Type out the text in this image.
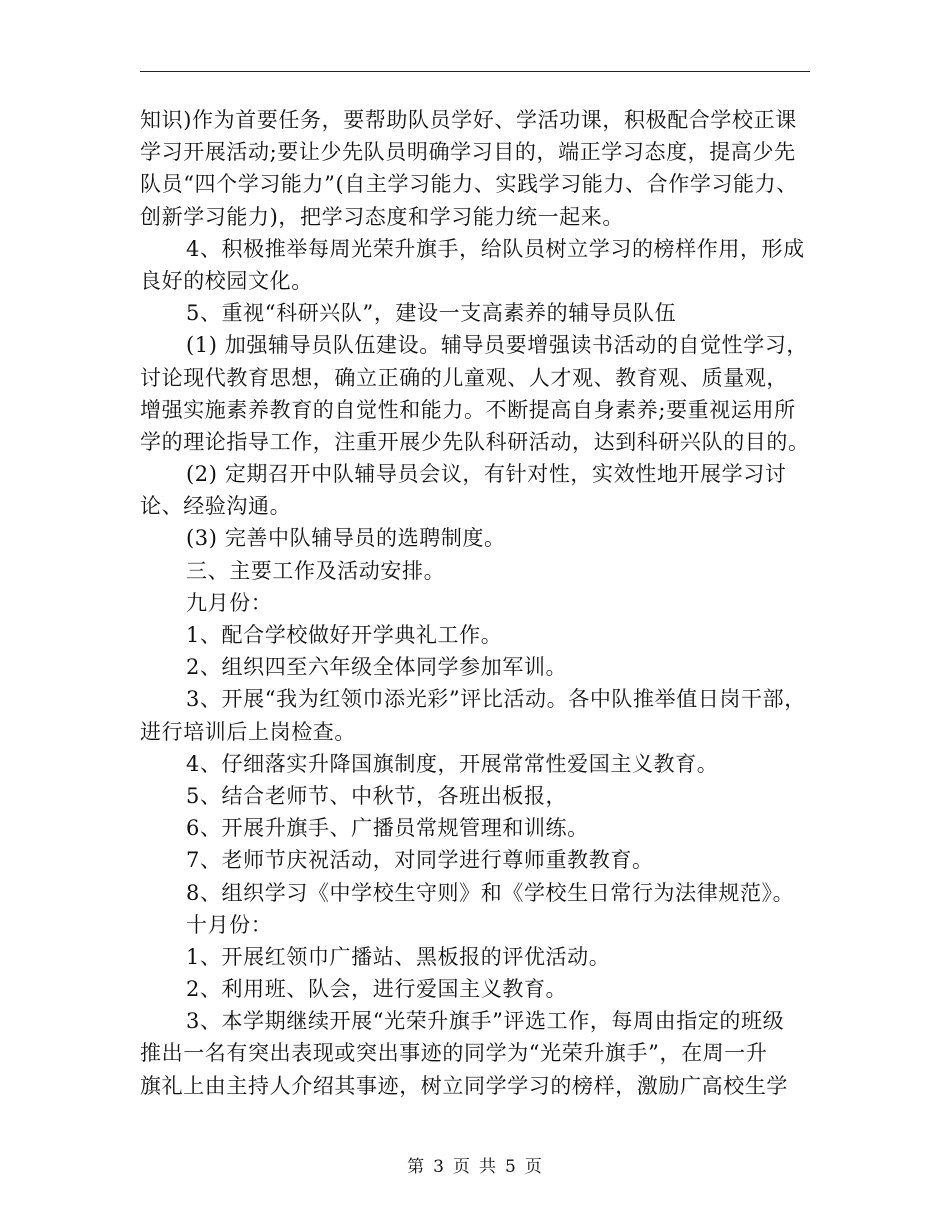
知识)作为首要任务，要帮助队员学好、学活功课，积极配合学校正课
学习开展活动;要让少先队员明确学习目的，端正学习态度，提高少先
队员“四个学习能力”(自主学习能力、实践学习能力、合作学习能力、
创新学习能力)，把学习态度和学习能力统一起来。
4、积极推举每周光荣升旗手，给队员树立学习的榜样作用，形成
良好的校园文化。
5、重视“科研兴队”，建设一支高素养的辅导员队伍
(1) 加强辅导员队伍建设。辅导员要增强读书活动的自觉性学习，
讨论现代教育思想，确立正确的儿童观、人才观、教育观、质量观，
增强实施素养教育的自觉性和能力。不断提高自身素养;要重视运用所
学的理论指导工作，注重开展少先队科研活动，达到科研兴队的目的。
(2) 定期召开中队辅导员会议，有针对性，实效性地开展学习讨
论、经验沟通。
(3) 完善中队辅导员的选聘制度。
三、主要工作及活动安排。
九月份：
1、配合学校做好开学典礼工作。
2、组织四至六年级全体同学参加军训。
3、开展“我为红领巾添光彩”评比活动。各中队推举值日岗干部，
进行培训后上岗检查。
4、仔细落实升降国旗制度，开展常常性爱国主义教育。
5、结合老师节、中秋节，各班出板报，
6、开展升旗手、广播员常规管理和训练。
7、老师节庆祝活动，对同学进行尊师重教教育。
8、组织学习《中学校生守则》和《学校生日常行为法律规范》。
十月份：
1、开展红领巾广播站、黑板报的评优活动。
2、利用班、队会，进行爱国主义教育。
3、本学期继续开展“光荣升旗手”评选工作，每周由指定的班级
推出一名有突出表现或突出事迹的同学为“光荣升旗手”，在周一升
旗礼上由主持人介绍其事迹，树立同学学习的榜样，激励广高校生学
第 3 页 共 5 页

^^^^^^^^

- GOAL
Without the pictures, restate all of the entries above verbatim.

- EXERCISE OUTPUT
Type out the text in this image.
知识)作为首要任务，要帮助队员学好、学活功课，积极配合学校正课
学习开展活动;要让少先队员明确学习目的，端正学习态度，提高少先
队员“四个学习能力”(自主学习能力、实践学习能力、合作学习能力、
创新学习能力)，把学习态度和学习能力统一起来。
4、积极推举每周光荣升旗手，给队员树立学习的榜样作用，形成
良好的校园文化。
5、重视“科研兴队”，建设一支高素养的辅导员队伍
(1) 加强辅导员队伍建设。辅导员要增强读书活动的自觉性学习，
讨论现代教育思想，确立正确的儿童观、人才观、教育观、质量观，
增强实施素养教育的自觉性和能力。不断提高自身素养;要重视运用所
学的理论指导工作，注重开展少先队科研活动，达到科研兴队的目的。
(2) 定期召开中队辅导员会议，有针对性，实效性地开展学习讨
论、经验沟通。
(3) 完善中队辅导员的选聘制度。
三、主要工作及活动安排。
九月份：
1、配合学校做好开学典礼工作。
2、组织四至六年级全体同学参加军训。
3、开展“我为红领巾添光彩”评比活动。各中队推举值日岗干部，
进行培训后上岗检查。
4、仔细落实升降国旗制度，开展常常性爱国主义教育。
5、结合老师节、中秋节，各班出板报，
6、开展升旗手、广播员常规管理和训练。
7、老师节庆祝活动，对同学进行尊师重教教育。
8、组织学习《中学校生守则》和《学校生日常行为法律规范》。
十月份：
1、开展红领巾广播站、黑板报的评优活动。
2、利用班、队会，进行爱国主义教育。
3、本学期继续开展“光荣升旗手”评选工作，每周由指定的班级
推出一名有突出表现或突出事迹的同学为“光荣升旗手”，在周一升
旗礼上由主持人介绍其事迹，树立同学学习的榜样，激励广高校生学
第 3 页 共 5 页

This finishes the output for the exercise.